Stored data:
---+---

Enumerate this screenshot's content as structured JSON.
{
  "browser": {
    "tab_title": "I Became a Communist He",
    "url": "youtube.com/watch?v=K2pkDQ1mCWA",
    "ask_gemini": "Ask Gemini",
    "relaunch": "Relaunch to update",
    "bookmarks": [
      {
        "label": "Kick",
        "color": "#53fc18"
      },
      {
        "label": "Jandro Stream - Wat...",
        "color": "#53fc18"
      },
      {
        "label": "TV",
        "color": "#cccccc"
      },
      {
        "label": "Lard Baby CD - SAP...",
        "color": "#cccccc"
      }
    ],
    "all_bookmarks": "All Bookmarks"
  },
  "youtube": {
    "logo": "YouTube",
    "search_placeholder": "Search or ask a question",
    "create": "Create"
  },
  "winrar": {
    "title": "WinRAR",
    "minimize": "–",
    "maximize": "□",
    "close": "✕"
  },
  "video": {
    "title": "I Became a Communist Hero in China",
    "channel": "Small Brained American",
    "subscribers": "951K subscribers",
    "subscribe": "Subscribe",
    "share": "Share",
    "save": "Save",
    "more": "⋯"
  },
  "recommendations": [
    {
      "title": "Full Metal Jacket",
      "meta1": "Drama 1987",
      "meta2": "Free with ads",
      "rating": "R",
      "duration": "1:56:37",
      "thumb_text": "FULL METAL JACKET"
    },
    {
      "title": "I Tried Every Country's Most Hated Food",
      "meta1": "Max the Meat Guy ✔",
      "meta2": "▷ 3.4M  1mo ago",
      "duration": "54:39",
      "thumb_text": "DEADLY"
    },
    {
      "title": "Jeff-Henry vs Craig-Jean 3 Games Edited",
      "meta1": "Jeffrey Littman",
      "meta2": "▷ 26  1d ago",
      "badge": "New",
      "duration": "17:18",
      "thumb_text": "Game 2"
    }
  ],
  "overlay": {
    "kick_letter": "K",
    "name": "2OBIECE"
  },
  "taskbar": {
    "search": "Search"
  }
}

---+---

## Set exercise
Transcribe all the entries, keeping each one exactly as it is.

## Correct output
Enumerate this screenshot's content as structured JSON.
{
  "browser": {
    "tab_title": "I Became a Communist He",
    "url": "youtube.com/watch?v=K2pkDQ1mCWA",
    "ask_gemini": "Ask Gemini",
    "relaunch": "Relaunch to update",
    "bookmarks": [
      {
        "label": "Kick",
        "color": "#53fc18"
      },
      {
        "label": "Jandro Stream - Wat...",
        "color": "#53fc18"
      },
      {
        "label": "TV",
        "color": "#cccccc"
      },
      {
        "label": "Lard Baby CD - SAP...",
        "color": "#cccccc"
      }
    ],
    "all_bookmarks": "All Bookmarks"
  },
  "youtube": {
    "logo": "YouTube",
    "search_placeholder": "Search or ask a question",
    "create": "Create"
  },
  "winrar": {
    "title": "WinRAR",
    "minimize": "–",
    "maximize": "□",
    "close": "✕"
  },
  "video": {
    "title": "I Became a Communist Hero in China",
    "channel": "Small Brained American",
    "subscribers": "951K subscribers",
    "subscribe": "Subscribe",
    "share": "Share",
    "save": "Save",
    "more": "⋯"
  },
  "recommendations": [
    {
      "title": "Full Metal Jacket",
      "meta1": "Drama 1987",
      "meta2": "Free with ads",
      "rating": "R",
      "duration": "1:56:37",
      "thumb_text": "FULL METAL JACKET"
    },
    {
      "title": "I Tried Every Country's Most Hated Food",
      "meta1": "Max the Meat Guy ✔",
      "meta2": "▷ 3.4M  1mo ago",
      "duration": "54:39",
      "thumb_text": "DEADLY"
    },
    {
      "title": "Jeff-Henry vs Craig-Jean 3 Games Edited",
      "meta1": "Jeffrey Littman",
      "meta2": "▷ 26  1d ago",
      "badge": "New",
      "duration": "17:18",
      "thumb_text": "Game 2"
    }
  ],
  "overlay": {
    "kick_letter": "K",
    "name": "2OBIECE"
  },
  "taskbar": {
    "search": "Search"
  }
}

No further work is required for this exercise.